[Begin]
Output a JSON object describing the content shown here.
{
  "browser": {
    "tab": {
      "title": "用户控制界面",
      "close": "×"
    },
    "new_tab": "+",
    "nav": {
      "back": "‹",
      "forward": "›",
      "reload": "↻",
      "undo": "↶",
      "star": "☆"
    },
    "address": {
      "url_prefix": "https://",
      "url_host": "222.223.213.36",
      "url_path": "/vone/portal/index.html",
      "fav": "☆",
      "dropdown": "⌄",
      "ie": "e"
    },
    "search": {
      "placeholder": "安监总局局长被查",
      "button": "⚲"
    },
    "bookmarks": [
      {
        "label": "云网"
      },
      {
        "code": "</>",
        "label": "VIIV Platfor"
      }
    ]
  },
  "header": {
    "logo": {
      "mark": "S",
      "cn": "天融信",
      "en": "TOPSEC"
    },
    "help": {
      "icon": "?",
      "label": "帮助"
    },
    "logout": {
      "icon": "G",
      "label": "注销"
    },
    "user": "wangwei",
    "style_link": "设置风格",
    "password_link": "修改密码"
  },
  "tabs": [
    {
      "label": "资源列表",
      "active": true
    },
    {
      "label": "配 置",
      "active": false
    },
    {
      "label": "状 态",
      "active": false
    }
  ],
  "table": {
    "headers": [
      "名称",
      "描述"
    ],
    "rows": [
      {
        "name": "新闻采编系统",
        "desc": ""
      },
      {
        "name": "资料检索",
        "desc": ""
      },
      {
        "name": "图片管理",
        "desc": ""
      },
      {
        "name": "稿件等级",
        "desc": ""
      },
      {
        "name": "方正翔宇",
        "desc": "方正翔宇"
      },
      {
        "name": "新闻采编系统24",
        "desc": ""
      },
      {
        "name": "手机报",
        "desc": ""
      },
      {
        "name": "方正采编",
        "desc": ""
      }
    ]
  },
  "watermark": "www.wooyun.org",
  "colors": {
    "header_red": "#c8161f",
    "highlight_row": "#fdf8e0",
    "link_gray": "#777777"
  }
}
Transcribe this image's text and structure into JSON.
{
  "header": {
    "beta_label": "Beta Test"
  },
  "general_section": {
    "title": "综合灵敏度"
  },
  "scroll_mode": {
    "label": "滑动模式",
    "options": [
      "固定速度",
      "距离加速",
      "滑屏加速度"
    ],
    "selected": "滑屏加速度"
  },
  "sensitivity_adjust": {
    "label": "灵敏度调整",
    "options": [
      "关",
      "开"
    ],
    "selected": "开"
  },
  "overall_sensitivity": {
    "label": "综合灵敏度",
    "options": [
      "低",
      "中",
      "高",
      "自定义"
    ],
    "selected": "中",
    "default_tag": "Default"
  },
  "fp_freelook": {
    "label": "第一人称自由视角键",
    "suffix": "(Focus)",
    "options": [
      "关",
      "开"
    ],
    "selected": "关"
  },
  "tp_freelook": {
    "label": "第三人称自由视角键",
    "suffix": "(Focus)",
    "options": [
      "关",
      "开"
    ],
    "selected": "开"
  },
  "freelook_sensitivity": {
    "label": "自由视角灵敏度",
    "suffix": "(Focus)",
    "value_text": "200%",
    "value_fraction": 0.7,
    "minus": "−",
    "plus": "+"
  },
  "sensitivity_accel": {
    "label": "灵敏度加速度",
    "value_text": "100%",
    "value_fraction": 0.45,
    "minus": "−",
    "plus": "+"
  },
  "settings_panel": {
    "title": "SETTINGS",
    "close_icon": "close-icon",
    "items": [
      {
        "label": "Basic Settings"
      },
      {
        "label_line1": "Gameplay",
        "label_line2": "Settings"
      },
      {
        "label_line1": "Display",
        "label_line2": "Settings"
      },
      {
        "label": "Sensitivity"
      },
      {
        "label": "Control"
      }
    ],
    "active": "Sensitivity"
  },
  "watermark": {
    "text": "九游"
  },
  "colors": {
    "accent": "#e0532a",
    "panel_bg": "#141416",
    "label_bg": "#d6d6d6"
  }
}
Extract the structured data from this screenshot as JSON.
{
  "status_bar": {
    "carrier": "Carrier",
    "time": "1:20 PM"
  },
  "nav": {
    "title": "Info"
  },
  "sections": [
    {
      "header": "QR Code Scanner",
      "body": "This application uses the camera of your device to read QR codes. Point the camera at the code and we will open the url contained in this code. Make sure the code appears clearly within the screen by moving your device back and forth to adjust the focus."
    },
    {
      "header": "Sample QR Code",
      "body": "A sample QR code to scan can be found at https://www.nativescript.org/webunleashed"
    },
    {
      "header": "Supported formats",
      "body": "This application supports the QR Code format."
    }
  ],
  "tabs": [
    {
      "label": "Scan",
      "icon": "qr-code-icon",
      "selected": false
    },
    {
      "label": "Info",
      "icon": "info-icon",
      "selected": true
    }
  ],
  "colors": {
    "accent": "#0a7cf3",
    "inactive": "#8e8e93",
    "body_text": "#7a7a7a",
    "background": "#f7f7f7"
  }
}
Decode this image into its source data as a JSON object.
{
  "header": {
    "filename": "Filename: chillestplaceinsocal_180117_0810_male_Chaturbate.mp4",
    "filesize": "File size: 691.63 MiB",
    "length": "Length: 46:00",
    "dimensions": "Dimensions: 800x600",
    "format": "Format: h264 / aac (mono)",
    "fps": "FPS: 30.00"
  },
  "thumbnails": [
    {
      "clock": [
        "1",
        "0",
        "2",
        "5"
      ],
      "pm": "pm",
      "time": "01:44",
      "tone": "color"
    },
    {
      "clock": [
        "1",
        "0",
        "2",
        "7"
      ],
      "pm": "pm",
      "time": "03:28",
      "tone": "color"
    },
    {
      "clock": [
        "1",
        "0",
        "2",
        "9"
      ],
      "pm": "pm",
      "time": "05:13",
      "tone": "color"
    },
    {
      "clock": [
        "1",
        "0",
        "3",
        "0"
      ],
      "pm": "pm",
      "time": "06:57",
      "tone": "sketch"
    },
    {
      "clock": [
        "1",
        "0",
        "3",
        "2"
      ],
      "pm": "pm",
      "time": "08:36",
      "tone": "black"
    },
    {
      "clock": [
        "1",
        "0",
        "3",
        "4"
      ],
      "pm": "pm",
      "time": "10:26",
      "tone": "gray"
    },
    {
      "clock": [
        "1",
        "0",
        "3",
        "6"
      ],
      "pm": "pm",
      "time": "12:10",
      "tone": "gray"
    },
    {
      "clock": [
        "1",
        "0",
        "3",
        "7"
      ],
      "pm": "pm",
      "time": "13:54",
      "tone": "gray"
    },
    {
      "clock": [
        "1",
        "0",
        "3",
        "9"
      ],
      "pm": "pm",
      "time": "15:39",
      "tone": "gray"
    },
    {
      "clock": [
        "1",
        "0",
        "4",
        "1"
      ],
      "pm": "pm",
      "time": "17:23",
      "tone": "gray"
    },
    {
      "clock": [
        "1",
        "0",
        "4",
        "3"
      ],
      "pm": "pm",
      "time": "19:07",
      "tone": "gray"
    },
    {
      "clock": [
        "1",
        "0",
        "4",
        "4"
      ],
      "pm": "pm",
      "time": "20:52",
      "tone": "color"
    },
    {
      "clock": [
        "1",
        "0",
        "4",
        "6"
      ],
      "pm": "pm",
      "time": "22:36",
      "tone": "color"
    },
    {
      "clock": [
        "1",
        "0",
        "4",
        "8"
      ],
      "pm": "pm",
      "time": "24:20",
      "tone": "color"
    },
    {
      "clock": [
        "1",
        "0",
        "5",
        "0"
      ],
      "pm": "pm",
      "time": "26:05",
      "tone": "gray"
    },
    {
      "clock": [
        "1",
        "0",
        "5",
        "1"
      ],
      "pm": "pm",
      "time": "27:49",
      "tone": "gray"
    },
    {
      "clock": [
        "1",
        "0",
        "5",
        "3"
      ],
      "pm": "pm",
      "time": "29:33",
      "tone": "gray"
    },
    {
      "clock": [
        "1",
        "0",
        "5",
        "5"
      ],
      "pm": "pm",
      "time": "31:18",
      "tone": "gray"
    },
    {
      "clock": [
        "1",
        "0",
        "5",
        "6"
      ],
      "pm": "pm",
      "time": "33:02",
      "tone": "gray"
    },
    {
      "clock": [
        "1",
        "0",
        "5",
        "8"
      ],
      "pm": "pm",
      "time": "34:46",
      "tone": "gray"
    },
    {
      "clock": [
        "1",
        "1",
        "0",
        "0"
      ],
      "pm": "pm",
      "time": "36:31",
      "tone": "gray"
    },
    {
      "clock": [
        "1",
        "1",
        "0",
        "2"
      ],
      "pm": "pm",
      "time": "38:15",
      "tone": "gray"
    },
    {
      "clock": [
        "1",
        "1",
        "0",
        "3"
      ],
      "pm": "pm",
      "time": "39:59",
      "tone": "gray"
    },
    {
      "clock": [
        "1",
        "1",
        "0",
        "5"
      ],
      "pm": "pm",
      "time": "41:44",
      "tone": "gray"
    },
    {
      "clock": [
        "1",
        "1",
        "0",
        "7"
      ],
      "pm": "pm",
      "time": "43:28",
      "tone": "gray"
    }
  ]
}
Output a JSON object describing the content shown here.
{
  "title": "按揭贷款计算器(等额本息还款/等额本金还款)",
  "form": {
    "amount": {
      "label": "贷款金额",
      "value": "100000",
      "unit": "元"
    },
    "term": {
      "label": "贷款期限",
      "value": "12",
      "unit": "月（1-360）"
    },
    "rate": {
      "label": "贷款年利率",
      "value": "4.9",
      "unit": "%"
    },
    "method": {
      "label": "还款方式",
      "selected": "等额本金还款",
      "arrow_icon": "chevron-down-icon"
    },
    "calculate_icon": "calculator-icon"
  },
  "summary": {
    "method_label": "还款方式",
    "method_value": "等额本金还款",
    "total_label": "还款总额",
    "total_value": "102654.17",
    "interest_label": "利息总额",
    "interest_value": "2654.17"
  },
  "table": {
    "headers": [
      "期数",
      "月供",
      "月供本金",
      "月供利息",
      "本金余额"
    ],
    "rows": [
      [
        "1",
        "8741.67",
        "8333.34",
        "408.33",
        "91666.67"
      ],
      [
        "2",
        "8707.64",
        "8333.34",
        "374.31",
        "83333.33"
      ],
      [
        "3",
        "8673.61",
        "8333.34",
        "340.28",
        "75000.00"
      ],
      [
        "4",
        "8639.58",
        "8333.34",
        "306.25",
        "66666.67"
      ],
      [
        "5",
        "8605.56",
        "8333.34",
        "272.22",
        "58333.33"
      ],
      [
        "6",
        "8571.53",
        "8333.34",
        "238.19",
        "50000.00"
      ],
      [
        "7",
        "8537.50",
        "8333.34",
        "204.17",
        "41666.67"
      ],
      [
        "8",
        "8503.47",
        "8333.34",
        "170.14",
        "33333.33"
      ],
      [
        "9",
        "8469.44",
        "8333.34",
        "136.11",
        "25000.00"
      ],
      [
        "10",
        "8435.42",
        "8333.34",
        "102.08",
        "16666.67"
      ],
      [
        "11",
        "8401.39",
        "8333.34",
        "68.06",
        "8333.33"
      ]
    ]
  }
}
[End]
# [Stated problem]
Gather and return every line that holds the string "data".

# [Written answer]
Extract the structured data from this screenshot as JSON.
Decode this image into its source data as a JSON object.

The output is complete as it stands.